### [To do]
How many lines of these entries hold the string "open"? Reply with the number alone.

### [Data for the task]

※ ※ ※

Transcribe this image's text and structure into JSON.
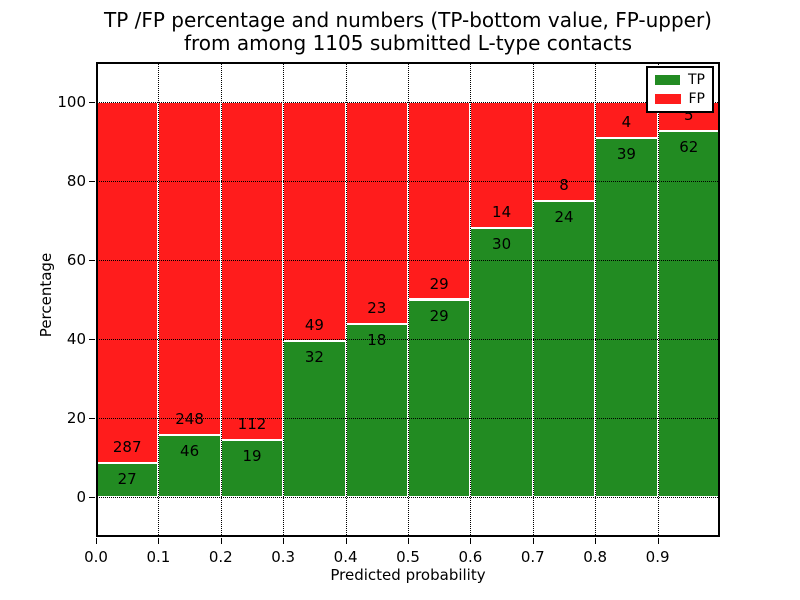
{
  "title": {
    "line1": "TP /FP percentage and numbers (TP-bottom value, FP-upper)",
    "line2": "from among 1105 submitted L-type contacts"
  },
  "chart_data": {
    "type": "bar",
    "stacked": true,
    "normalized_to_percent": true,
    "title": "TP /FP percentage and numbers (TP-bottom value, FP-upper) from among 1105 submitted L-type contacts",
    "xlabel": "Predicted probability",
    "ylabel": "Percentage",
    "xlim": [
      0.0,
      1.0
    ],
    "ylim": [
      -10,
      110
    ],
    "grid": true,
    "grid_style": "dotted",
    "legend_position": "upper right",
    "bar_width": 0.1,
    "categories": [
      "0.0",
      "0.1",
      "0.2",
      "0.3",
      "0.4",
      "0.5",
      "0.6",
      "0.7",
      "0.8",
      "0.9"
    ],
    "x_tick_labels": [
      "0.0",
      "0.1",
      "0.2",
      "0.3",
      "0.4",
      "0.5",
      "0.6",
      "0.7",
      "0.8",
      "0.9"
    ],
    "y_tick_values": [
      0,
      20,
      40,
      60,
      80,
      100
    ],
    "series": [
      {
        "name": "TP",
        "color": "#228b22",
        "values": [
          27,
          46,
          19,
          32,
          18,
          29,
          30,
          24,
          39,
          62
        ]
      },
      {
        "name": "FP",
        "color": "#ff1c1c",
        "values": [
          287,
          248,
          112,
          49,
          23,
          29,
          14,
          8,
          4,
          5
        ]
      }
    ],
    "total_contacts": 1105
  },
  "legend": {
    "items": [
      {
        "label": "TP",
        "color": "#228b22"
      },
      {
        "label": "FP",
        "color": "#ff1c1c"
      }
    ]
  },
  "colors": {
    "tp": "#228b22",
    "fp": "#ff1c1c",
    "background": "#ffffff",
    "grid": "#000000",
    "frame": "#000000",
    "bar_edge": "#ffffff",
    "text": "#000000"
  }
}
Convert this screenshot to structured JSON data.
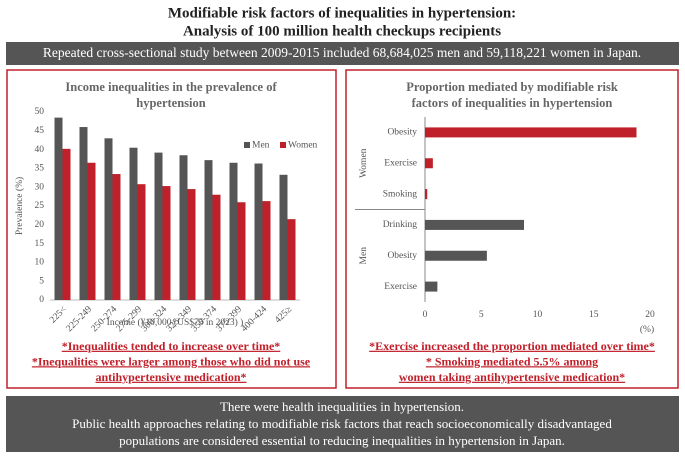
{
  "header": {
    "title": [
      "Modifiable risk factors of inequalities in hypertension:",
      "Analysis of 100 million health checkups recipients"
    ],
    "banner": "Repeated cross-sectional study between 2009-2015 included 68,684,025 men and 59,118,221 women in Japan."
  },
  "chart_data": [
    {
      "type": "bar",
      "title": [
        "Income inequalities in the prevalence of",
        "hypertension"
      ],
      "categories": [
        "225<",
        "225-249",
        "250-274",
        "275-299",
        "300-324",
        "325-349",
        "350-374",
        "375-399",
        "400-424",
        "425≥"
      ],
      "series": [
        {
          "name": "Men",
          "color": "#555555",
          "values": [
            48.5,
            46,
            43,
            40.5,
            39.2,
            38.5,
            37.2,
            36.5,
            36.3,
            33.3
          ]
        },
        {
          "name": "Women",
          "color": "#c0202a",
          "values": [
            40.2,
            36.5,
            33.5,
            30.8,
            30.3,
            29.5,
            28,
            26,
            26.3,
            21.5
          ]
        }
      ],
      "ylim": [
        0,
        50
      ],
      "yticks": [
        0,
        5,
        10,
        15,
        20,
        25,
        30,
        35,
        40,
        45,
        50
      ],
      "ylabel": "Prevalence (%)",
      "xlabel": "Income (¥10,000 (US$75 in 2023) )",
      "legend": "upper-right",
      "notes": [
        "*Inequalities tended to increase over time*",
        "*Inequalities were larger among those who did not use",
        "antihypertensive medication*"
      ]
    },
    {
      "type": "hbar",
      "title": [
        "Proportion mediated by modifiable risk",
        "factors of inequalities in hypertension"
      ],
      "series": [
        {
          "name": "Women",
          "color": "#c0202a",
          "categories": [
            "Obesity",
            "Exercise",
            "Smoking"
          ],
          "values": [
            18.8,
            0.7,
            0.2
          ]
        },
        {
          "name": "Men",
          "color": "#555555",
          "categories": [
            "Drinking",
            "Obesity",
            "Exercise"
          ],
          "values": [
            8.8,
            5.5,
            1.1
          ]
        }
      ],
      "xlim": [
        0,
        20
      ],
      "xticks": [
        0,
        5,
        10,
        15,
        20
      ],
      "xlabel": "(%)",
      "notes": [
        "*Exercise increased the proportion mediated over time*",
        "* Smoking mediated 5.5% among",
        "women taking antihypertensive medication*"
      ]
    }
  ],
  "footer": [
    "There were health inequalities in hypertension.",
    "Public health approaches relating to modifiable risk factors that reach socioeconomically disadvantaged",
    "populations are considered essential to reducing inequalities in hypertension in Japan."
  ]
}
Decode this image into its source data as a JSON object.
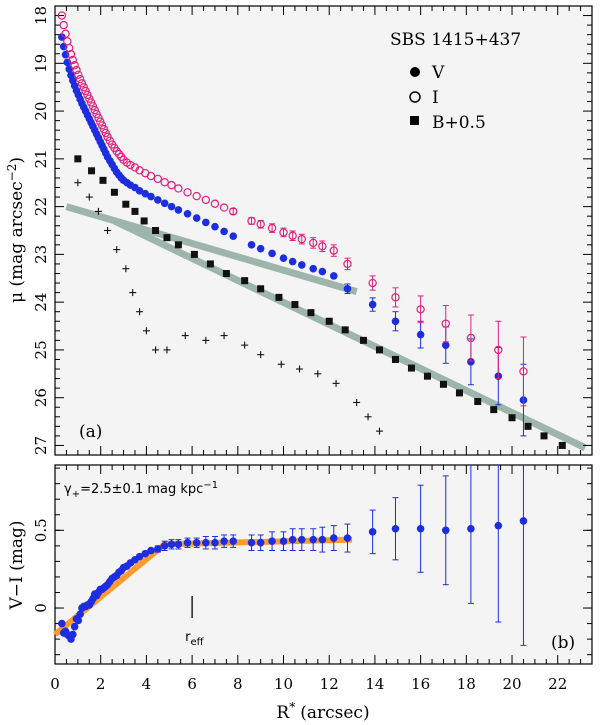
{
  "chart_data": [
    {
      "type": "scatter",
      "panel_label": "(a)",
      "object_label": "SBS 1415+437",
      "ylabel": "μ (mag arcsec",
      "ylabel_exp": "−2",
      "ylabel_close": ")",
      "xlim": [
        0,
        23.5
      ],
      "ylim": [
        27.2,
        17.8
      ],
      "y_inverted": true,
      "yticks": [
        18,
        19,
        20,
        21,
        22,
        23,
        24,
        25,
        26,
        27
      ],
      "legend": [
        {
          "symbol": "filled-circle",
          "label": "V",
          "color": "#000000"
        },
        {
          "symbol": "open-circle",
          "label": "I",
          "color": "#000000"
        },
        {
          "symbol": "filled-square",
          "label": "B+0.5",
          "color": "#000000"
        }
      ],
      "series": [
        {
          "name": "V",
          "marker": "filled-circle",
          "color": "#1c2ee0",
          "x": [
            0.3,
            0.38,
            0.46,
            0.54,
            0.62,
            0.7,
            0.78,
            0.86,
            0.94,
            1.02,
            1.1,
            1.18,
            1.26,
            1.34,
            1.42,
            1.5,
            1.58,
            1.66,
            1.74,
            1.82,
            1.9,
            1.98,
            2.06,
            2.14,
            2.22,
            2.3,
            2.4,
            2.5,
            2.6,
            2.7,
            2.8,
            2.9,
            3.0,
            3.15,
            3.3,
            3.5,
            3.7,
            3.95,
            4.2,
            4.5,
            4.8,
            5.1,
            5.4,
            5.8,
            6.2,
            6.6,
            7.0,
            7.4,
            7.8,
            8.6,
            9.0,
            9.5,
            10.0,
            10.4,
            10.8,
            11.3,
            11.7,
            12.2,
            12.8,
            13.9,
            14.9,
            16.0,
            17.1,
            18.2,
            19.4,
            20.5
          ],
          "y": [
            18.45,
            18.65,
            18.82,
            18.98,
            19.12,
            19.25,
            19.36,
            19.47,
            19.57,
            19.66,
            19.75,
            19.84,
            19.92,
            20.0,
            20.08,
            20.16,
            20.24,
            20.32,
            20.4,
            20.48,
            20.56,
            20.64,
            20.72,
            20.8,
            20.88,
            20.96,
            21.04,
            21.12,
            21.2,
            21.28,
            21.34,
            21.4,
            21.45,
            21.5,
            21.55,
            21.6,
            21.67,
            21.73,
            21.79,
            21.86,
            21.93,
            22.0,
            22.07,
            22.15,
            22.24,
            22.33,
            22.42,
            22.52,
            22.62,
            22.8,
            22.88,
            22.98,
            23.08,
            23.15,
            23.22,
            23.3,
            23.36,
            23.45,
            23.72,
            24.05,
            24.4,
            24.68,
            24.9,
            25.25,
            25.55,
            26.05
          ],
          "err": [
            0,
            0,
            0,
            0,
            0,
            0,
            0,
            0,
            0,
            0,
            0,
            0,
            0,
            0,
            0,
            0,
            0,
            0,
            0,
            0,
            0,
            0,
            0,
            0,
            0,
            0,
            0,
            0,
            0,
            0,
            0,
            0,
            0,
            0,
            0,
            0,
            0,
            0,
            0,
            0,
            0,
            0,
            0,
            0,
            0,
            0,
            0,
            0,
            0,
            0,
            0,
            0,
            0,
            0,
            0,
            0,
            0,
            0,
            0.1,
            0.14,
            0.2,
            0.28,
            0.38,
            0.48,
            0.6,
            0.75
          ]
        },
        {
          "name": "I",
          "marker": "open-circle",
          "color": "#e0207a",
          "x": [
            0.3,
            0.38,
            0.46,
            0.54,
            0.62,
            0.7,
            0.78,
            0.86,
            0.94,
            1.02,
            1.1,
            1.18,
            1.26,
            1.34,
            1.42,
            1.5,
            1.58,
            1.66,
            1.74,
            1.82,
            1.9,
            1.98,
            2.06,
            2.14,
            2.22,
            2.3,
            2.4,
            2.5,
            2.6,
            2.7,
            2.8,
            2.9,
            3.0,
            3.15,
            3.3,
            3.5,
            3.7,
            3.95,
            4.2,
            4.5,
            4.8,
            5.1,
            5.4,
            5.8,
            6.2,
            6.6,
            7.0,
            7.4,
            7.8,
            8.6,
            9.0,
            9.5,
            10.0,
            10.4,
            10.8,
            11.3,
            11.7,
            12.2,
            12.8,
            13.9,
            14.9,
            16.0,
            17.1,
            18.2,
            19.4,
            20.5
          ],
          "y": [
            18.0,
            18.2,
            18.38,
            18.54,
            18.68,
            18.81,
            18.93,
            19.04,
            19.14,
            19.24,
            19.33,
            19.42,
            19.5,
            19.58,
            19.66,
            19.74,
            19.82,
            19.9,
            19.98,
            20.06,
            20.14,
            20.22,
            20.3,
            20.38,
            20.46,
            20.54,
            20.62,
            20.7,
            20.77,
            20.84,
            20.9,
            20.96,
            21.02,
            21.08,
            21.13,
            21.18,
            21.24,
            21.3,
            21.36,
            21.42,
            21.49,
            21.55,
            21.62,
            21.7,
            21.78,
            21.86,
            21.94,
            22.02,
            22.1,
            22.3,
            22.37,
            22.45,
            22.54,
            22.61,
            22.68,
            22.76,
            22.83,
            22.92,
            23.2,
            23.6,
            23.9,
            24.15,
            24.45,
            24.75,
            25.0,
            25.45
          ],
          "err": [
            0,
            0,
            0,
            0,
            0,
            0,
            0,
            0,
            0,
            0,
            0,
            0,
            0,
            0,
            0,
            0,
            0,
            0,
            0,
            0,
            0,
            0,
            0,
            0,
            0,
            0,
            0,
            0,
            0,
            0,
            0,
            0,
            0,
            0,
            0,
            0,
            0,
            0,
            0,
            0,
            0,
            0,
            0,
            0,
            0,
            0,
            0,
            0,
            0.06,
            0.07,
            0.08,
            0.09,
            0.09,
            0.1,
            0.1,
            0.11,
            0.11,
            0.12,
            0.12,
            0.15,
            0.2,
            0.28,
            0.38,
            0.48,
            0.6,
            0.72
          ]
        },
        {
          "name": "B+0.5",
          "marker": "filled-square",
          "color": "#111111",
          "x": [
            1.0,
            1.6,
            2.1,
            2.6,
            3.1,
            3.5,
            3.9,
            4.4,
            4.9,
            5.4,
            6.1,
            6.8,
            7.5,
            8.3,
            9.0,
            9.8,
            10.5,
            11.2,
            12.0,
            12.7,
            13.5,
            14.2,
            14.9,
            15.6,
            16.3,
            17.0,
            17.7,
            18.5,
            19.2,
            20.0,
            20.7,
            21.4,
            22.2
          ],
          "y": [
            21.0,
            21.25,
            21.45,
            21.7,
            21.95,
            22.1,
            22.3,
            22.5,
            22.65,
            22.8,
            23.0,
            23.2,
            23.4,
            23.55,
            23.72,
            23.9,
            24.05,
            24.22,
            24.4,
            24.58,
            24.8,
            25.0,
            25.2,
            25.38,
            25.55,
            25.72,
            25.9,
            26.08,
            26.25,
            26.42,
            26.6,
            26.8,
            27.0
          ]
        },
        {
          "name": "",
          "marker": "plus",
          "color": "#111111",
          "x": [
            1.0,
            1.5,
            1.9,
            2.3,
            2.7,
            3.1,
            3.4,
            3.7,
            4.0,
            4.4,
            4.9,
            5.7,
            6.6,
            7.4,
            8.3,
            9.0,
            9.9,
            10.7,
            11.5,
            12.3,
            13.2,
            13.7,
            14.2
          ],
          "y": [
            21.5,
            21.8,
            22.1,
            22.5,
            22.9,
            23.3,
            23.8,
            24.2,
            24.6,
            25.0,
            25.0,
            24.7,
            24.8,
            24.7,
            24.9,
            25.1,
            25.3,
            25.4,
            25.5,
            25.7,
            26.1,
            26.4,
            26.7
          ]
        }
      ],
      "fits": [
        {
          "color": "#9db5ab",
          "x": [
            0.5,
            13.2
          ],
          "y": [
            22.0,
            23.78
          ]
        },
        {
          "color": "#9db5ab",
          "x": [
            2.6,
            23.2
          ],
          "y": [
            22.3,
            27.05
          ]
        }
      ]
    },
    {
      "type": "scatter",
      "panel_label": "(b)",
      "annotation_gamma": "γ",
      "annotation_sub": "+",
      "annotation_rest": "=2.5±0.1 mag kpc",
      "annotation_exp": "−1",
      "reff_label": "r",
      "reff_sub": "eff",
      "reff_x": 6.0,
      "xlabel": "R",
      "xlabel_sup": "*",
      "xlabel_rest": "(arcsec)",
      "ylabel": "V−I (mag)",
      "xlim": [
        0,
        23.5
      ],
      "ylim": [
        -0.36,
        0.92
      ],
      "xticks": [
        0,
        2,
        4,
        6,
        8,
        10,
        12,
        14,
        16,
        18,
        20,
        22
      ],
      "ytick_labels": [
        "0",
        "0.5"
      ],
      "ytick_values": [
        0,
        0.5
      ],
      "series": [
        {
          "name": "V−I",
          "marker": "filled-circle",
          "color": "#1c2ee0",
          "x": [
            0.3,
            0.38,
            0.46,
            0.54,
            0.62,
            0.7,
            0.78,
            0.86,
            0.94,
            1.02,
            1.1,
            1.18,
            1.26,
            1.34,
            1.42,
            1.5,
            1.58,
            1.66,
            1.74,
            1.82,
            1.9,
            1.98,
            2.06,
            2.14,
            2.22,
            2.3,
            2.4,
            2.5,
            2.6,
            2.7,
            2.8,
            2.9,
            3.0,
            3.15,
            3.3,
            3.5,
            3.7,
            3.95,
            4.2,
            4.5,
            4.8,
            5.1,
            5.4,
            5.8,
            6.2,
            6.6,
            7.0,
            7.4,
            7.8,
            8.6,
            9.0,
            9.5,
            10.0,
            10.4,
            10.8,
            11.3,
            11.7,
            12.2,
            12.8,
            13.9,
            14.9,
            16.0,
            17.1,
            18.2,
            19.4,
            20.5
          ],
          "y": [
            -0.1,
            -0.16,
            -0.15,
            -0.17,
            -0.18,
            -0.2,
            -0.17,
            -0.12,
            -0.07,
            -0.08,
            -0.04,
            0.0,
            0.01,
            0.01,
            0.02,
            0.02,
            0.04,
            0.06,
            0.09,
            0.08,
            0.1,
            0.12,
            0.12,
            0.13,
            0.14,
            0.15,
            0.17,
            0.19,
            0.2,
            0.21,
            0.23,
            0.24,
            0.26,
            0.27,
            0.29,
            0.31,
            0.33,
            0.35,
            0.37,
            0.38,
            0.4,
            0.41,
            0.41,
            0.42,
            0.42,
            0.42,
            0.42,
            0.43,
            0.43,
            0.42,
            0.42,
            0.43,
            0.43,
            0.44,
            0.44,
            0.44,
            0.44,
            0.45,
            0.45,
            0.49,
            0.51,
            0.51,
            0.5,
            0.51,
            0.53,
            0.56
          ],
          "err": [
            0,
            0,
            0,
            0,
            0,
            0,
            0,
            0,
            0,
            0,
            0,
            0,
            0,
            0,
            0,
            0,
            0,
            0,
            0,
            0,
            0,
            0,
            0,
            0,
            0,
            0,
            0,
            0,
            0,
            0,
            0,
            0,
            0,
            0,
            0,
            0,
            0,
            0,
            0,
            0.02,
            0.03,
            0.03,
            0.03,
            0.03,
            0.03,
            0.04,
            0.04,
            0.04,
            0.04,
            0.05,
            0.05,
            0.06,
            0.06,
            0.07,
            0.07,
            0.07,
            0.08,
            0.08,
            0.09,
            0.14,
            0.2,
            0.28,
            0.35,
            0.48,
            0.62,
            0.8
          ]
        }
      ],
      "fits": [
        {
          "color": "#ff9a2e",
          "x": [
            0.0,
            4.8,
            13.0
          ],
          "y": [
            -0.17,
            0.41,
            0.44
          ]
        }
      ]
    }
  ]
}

※ ※ ※

### [Complete response]
2